* _EXERCISE DETAILS_
From the listing below, tally the lines that include "JSON". Return only the total.

* _PROVIDED RECORDS_
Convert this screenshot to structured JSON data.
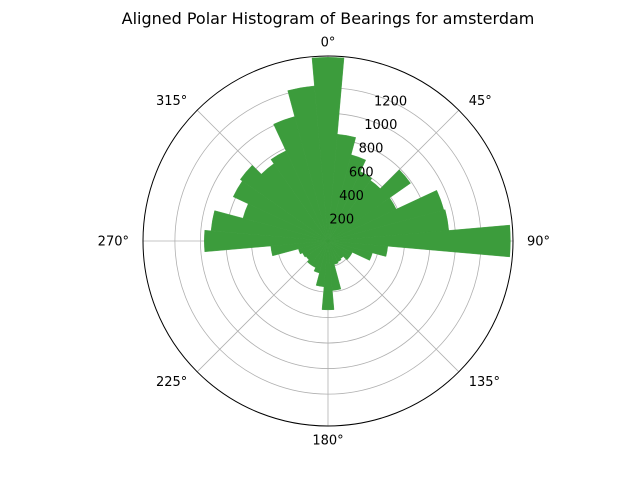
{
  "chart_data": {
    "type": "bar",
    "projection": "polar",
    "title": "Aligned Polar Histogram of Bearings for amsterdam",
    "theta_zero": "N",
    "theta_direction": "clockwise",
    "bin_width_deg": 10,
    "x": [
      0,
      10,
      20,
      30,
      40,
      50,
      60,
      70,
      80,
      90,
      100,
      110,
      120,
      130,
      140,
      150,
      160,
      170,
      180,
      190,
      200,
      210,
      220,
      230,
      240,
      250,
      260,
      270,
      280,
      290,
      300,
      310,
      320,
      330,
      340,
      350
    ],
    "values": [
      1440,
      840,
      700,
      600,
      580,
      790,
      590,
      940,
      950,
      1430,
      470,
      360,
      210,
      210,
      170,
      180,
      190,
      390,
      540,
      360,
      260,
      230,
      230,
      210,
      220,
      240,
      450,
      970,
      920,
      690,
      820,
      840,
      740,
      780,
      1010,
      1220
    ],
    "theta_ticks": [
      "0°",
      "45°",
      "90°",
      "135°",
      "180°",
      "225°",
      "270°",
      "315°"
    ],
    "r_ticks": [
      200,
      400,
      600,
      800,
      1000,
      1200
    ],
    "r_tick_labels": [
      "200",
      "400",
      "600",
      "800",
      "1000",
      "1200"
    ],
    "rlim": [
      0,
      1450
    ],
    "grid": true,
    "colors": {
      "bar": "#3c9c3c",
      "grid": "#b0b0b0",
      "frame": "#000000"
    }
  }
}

* * *

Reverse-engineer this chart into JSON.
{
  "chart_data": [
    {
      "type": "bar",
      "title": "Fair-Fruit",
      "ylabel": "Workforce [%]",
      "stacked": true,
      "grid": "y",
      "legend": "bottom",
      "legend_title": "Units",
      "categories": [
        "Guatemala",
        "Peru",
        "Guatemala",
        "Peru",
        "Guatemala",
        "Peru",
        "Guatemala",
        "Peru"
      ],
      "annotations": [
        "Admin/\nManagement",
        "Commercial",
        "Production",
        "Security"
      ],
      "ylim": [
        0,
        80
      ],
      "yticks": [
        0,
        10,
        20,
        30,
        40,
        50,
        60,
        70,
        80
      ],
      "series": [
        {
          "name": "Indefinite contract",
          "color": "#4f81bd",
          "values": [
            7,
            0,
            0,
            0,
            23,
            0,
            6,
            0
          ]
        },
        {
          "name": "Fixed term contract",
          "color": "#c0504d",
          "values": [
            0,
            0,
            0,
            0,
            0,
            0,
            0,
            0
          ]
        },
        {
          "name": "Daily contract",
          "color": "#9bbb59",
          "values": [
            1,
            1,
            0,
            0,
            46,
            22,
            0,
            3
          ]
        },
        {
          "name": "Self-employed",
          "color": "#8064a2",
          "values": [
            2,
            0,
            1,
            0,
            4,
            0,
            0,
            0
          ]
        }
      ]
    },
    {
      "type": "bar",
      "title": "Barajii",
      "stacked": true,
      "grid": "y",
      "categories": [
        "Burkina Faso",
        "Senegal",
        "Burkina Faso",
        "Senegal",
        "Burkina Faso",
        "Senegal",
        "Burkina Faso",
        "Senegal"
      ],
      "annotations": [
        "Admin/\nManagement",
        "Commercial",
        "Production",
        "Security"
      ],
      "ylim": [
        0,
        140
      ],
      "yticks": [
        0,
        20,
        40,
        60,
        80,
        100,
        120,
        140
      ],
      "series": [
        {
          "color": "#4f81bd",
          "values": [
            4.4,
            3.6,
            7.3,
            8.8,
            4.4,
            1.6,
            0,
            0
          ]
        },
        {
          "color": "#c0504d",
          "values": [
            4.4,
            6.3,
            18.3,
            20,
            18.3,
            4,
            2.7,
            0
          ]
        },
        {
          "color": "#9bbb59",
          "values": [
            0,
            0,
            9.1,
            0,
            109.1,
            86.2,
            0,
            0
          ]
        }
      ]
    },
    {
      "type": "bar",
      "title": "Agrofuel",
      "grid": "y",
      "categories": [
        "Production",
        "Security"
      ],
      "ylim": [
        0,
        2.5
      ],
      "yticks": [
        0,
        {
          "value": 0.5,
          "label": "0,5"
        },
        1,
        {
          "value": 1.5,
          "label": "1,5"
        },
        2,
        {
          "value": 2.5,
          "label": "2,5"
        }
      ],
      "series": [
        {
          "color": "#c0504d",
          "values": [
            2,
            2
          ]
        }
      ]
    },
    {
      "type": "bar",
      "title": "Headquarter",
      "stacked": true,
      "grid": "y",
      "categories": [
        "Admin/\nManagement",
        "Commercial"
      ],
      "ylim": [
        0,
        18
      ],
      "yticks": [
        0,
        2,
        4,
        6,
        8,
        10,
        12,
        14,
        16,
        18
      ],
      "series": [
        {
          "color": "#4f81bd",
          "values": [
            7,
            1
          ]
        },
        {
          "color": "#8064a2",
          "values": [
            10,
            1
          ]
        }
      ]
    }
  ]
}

* _EXERCISE RESULT_
2